DATASET RECORDS:
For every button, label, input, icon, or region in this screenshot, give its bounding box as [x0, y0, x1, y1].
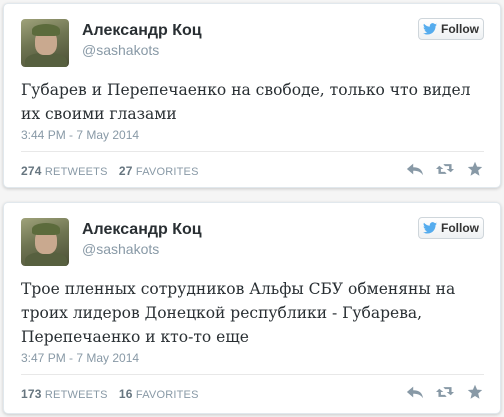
favorite-star-icon[interactable] [466, 384, 484, 400]
author-screenname[interactable]: @sashakots [82, 241, 159, 257]
twitter-bird-icon [423, 23, 437, 35]
retweet-icon[interactable] [436, 384, 454, 400]
tweet-text: Трое пленных сотрудников Альфы СБУ обмен… [21, 280, 456, 346]
retweets-count[interactable]: 173 [21, 387, 42, 401]
retweet-icon[interactable] [436, 161, 454, 177]
tweet-card: Александр Коц @sashakots Follow Трое пле… [3, 202, 501, 414]
tweet-actions [406, 161, 484, 177]
avatar[interactable] [21, 218, 69, 266]
tweet-card: Александр Коц @sashakots Follow Губарев … [3, 3, 501, 188]
tweet-stats: 274 RETWEETS 27 FAVORITES [21, 164, 199, 178]
retweets-count[interactable]: 274 [21, 164, 42, 178]
follow-button[interactable]: Follow [418, 18, 484, 40]
tweet-timestamp[interactable]: 3:44 PM - 7 May 2014 [21, 128, 139, 142]
reply-icon[interactable] [406, 384, 424, 400]
divider [21, 151, 484, 152]
favorites-label[interactable]: FAVORITES [136, 389, 199, 401]
retweets-label[interactable]: RETWEETS [45, 166, 108, 178]
author-fullname[interactable]: Александр Коц [82, 221, 202, 239]
avatar[interactable] [21, 19, 69, 67]
divider [21, 374, 484, 375]
favorite-star-icon[interactable] [466, 161, 484, 177]
follow-label: Follow [441, 22, 479, 36]
retweets-label[interactable]: RETWEETS [45, 389, 108, 401]
favorites-count[interactable]: 27 [119, 164, 133, 178]
follow-button[interactable]: Follow [418, 217, 484, 239]
tweet-timestamp[interactable]: 3:47 PM - 7 May 2014 [21, 351, 139, 365]
reply-icon[interactable] [406, 161, 424, 177]
favorites-label[interactable]: FAVORITES [136, 166, 199, 178]
tweet-actions [406, 384, 484, 400]
tweet-stats: 173 RETWEETS 16 FAVORITES [21, 387, 199, 401]
twitter-bird-icon [423, 222, 437, 234]
favorites-count[interactable]: 16 [119, 387, 133, 401]
follow-label: Follow [441, 221, 479, 235]
tweet-text: Губарев и Перепечаенко на свободе, тольк… [21, 81, 471, 123]
author-fullname[interactable]: Александр Коц [82, 22, 202, 40]
author-screenname[interactable]: @sashakots [82, 42, 159, 58]
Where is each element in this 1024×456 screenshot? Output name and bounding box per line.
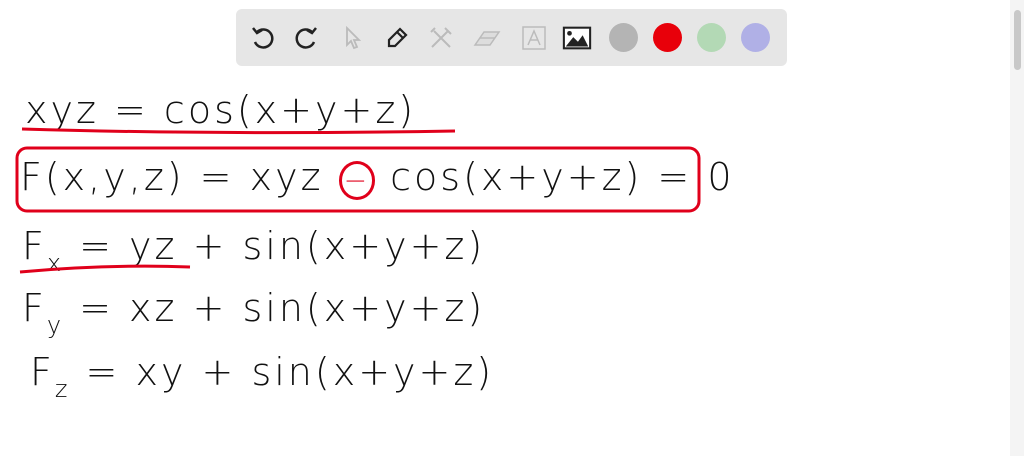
- redo-button[interactable]: [291, 23, 321, 53]
- tools-button[interactable]: [426, 23, 456, 53]
- tools-icon: [430, 27, 452, 48]
- eraser-button[interactable]: [472, 23, 502, 53]
- color-green-swatch[interactable]: [697, 23, 726, 52]
- select-icon: [346, 25, 362, 50]
- equation-line-4: Fy = xz + sin(x+y+z): [22, 286, 486, 339]
- line5-rhs: = xy + sin(x+y+z): [70, 350, 495, 394]
- image-button[interactable]: [562, 23, 592, 53]
- line4-rhs: = xz + sin(x+y+z): [64, 286, 486, 330]
- undo-button[interactable]: [248, 23, 278, 53]
- equation-line-5: Fz = xy + sin(x+y+z): [30, 350, 495, 403]
- line2-left: F(x,y,z) = xyz: [20, 155, 339, 199]
- red-underline-1: [21, 127, 456, 135]
- select-button[interactable]: [338, 23, 368, 53]
- pen-button[interactable]: [382, 23, 412, 53]
- f-symbol: F: [22, 286, 47, 330]
- pen-icon: [387, 27, 408, 48]
- color-gray-swatch[interactable]: [609, 23, 638, 52]
- equation-line-2: F(x,y,z) = xyz − cos(x+y+z) = 0: [20, 155, 735, 200]
- vertical-scrollbar[interactable]: [1010, 0, 1024, 456]
- undo-icon: [252, 27, 274, 49]
- red-underline-3: [19, 264, 191, 274]
- color-blue-swatch[interactable]: [741, 23, 770, 52]
- subscript: y: [46, 311, 65, 339]
- redo-icon: [295, 27, 317, 49]
- eraser-icon: [473, 31, 501, 46]
- text-icon: [522, 26, 546, 50]
- circled-minus: −: [338, 161, 376, 200]
- toolbar: [236, 9, 787, 66]
- f-symbol: F: [30, 350, 55, 394]
- image-icon: [562, 26, 592, 50]
- subscript: z: [54, 375, 71, 403]
- scrollbar-thumb[interactable]: [1014, 10, 1021, 70]
- color-red-swatch[interactable]: [653, 23, 682, 52]
- text-button[interactable]: [519, 23, 549, 53]
- line2-right: cos(x+y+z) = 0: [375, 155, 735, 199]
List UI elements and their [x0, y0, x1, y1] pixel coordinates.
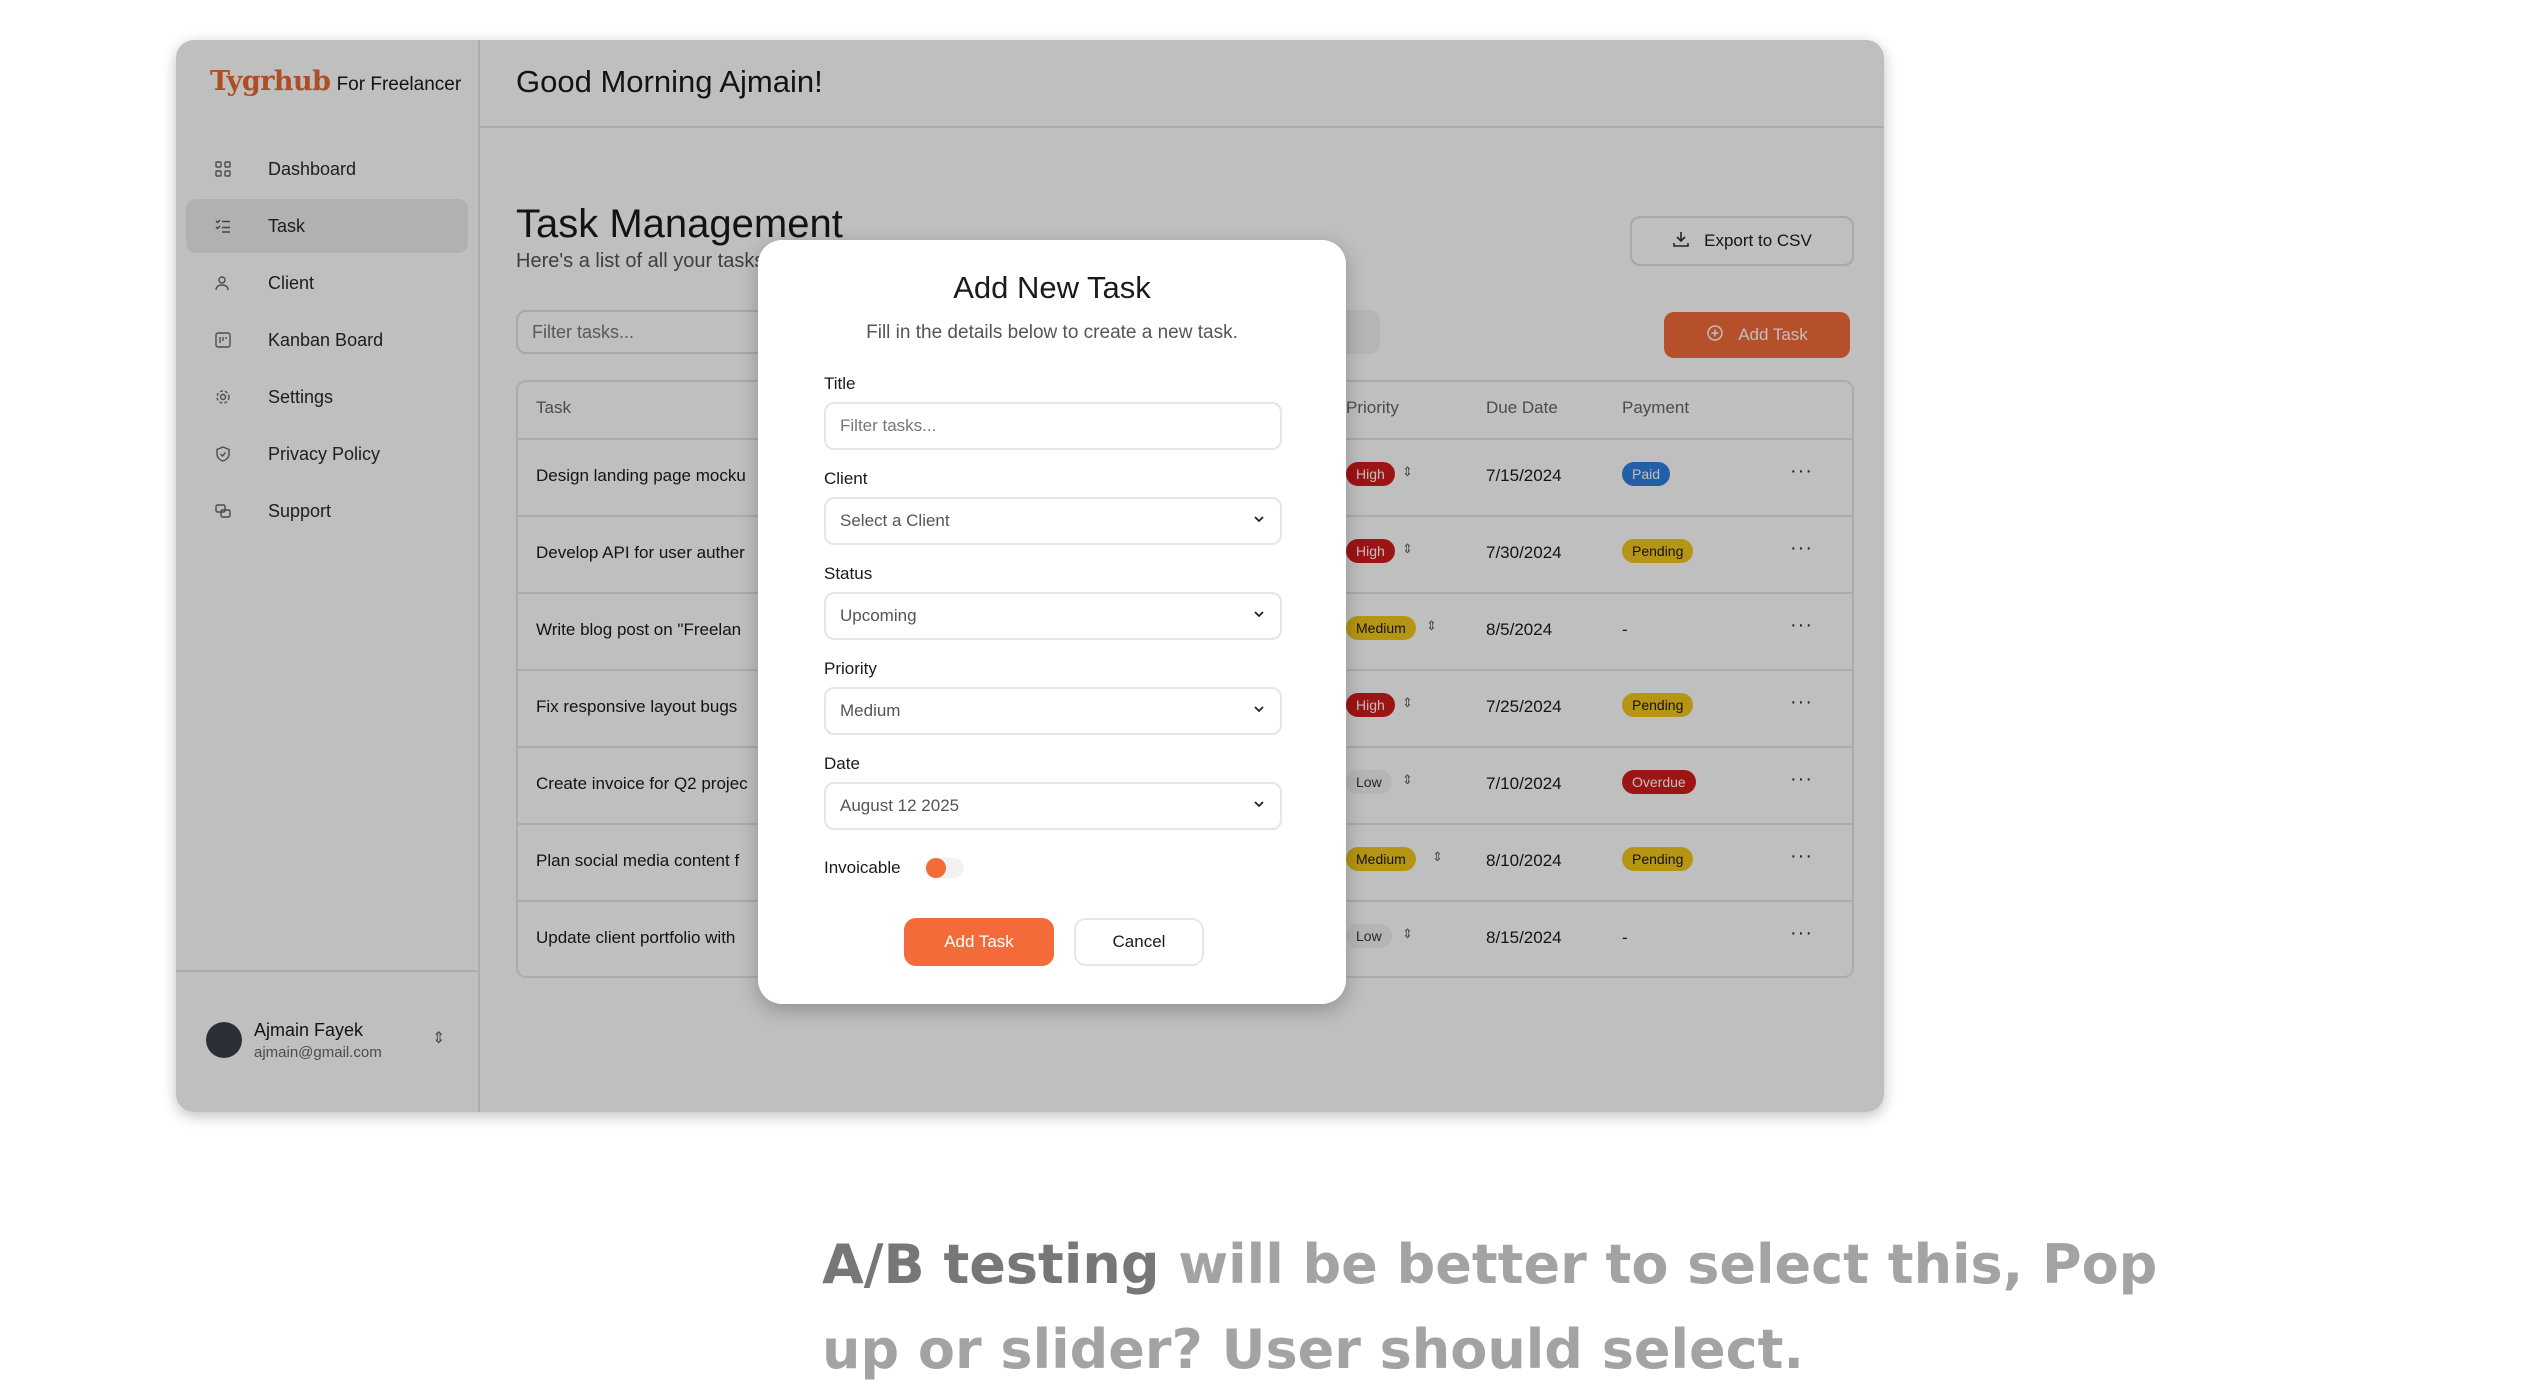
status-label: Status: [824, 564, 873, 583]
client-label: Client: [824, 469, 868, 488]
client-select[interactable]: Select a Client: [824, 497, 1282, 545]
title-label: Title: [824, 374, 856, 393]
chevron-down-icon: [1252, 512, 1266, 531]
toggle-knob: [926, 858, 946, 878]
priority-value: Medium: [840, 701, 901, 720]
annotation-caption: A/B testing will be better to select thi…: [822, 1222, 2242, 1392]
title-input[interactable]: Filter tasks...: [824, 402, 1282, 450]
priority-select[interactable]: Medium: [824, 687, 1282, 735]
chevron-down-icon: [1252, 702, 1266, 721]
date-value: August 12 2025: [840, 796, 960, 815]
client-value: Select a Client: [840, 511, 950, 530]
modal-add-task-button[interactable]: Add Task: [904, 918, 1054, 966]
caption-strong: A/B testing: [822, 1233, 1160, 1296]
modal-cancel-button[interactable]: Cancel: [1074, 918, 1204, 966]
status-value: Upcoming: [840, 606, 917, 625]
add-task-modal: Add New Task Fill in the details below t…: [758, 240, 1346, 1004]
chevron-down-icon: [1252, 797, 1266, 816]
date-label: Date: [824, 754, 860, 773]
status-select[interactable]: Upcoming: [824, 592, 1282, 640]
modal-title: Add New Task: [953, 270, 1151, 305]
modal-subtitle: Fill in the details below to create a ne…: [866, 322, 1238, 343]
priority-label: Priority: [824, 659, 877, 678]
invoicable-toggle[interactable]: [924, 858, 964, 878]
chevron-down-icon: [1252, 607, 1266, 626]
invoicable-label: Invoicable: [824, 858, 901, 877]
date-picker[interactable]: August 12 2025: [824, 782, 1282, 830]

TASK OBJECTIVE: Reproduce the rows between the line holding "status-label: Status: [824, 564, 873, 583]" and the line holding "priority-label: Priority: [824, 659, 877, 678]", inclusive, substituting "In Progress" for every "Upcoming" and leaving everything else unchanged. Output only those rows.

REPLY TO THE EXERCISE:
status-label: Status: [824, 564, 873, 583]
client-label: Client: [824, 469, 868, 488]
client-select[interactable]: Select a Client: [824, 497, 1282, 545]
title-label: Title: [824, 374, 856, 393]
chevron-down-icon: [1252, 512, 1266, 531]
toggle-knob: [926, 858, 946, 878]
priority-value: Medium: [840, 701, 901, 720]
annotation-caption: A/B testing will be better to select thi…: [822, 1222, 2242, 1392]
title-input[interactable]: Filter tasks...: [824, 402, 1282, 450]
priority-select[interactable]: Medium: [824, 687, 1282, 735]
chevron-down-icon: [1252, 702, 1266, 721]
date-value: August 12 2025: [840, 796, 960, 815]
client-value: Select a Client: [840, 511, 950, 530]
modal-add-task-button[interactable]: Add Task: [904, 918, 1054, 966]
caption-strong: A/B testing: [822, 1233, 1160, 1296]
modal-cancel-button[interactable]: Cancel: [1074, 918, 1204, 966]
status-value: In Progress: [840, 606, 917, 625]
add-task-modal: Add New Task Fill in the details below t…: [758, 240, 1346, 1004]
chevron-down-icon: [1252, 797, 1266, 816]
date-label: Date: [824, 754, 860, 773]
status-select[interactable]: In Progress: [824, 592, 1282, 640]
modal-title: Add New Task: [953, 270, 1151, 305]
modal-subtitle: Fill in the details below to create a ne…: [866, 322, 1238, 343]
priority-label: Priority: [824, 659, 877, 678]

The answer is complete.